(Dataset records)
######

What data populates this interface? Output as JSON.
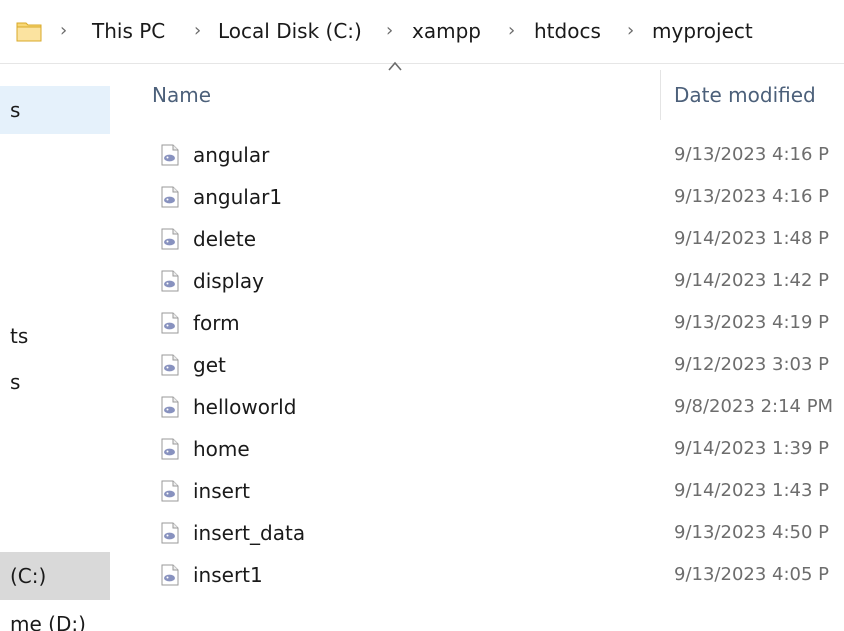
{
  "breadcrumb": {
    "items": [
      "This PC",
      "Local Disk (C:)",
      "xampp",
      "htdocs",
      "myproject"
    ],
    "separator": "›"
  },
  "navigation": {
    "items": [
      "s",
      "ts",
      "s",
      "(C:)",
      "me (D:)"
    ]
  },
  "columns": {
    "name": "Name",
    "date_modified": "Date modified",
    "sort_indicator": "ascending"
  },
  "files": [
    {
      "name": "angular",
      "date": "9/13/2023 4:16 P"
    },
    {
      "name": "angular1",
      "date": "9/13/2023 4:16 P"
    },
    {
      "name": "delete",
      "date": "9/14/2023 1:48 P"
    },
    {
      "name": "display",
      "date": "9/14/2023 1:42 P"
    },
    {
      "name": "form",
      "date": "9/13/2023 4:19 P"
    },
    {
      "name": "get",
      "date": "9/12/2023 3:03 P"
    },
    {
      "name": "helloworld",
      "date": "9/8/2023 2:14 PM"
    },
    {
      "name": "home",
      "date": "9/14/2023 1:39 P"
    },
    {
      "name": "insert",
      "date": "9/14/2023 1:43 P"
    },
    {
      "name": "insert_data",
      "date": "9/13/2023 4:50 P"
    },
    {
      "name": "insert1",
      "date": "9/13/2023 4:05 P"
    }
  ],
  "icons": {
    "folder": "folder-icon",
    "file": "php-file-icon",
    "sort": "sort-up-icon",
    "separator": "chevron-right-icon"
  },
  "colors": {
    "header_text": "#4c607a",
    "date_text": "#6d6d6d",
    "nav_selected": "#e5f1fb",
    "nav_drive": "#d9d9d9",
    "folder_yellow": "#f8d775",
    "php_purple": "#8892bf"
  }
}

######

Short exercise >> Each entry gets copied exactly; the pictures stay out.

Complete answer >>
What data populates this interface? Output as JSON.
{
  "breadcrumb": {
    "items": [
      "This PC",
      "Local Disk (C:)",
      "xampp",
      "htdocs",
      "myproject"
    ],
    "separator": "›"
  },
  "navigation": {
    "items": [
      "s",
      "ts",
      "s",
      "(C:)",
      "me (D:)"
    ]
  },
  "columns": {
    "name": "Name",
    "date_modified": "Date modified",
    "sort_indicator": "ascending"
  },
  "files": [
    {
      "name": "angular",
      "date": "9/13/2023 4:16 P"
    },
    {
      "name": "angular1",
      "date": "9/13/2023 4:16 P"
    },
    {
      "name": "delete",
      "date": "9/14/2023 1:48 P"
    },
    {
      "name": "display",
      "date": "9/14/2023 1:42 P"
    },
    {
      "name": "form",
      "date": "9/13/2023 4:19 P"
    },
    {
      "name": "get",
      "date": "9/12/2023 3:03 P"
    },
    {
      "name": "helloworld",
      "date": "9/8/2023 2:14 PM"
    },
    {
      "name": "home",
      "date": "9/14/2023 1:39 P"
    },
    {
      "name": "insert",
      "date": "9/14/2023 1:43 P"
    },
    {
      "name": "insert_data",
      "date": "9/13/2023 4:50 P"
    },
    {
      "name": "insert1",
      "date": "9/13/2023 4:05 P"
    }
  ],
  "icons": {
    "folder": "folder-icon",
    "file": "php-file-icon",
    "sort": "sort-up-icon",
    "separator": "chevron-right-icon"
  },
  "colors": {
    "header_text": "#4c607a",
    "date_text": "#6d6d6d",
    "nav_selected": "#e5f1fb",
    "nav_drive": "#d9d9d9",
    "folder_yellow": "#f8d775",
    "php_purple": "#8892bf"
  }
}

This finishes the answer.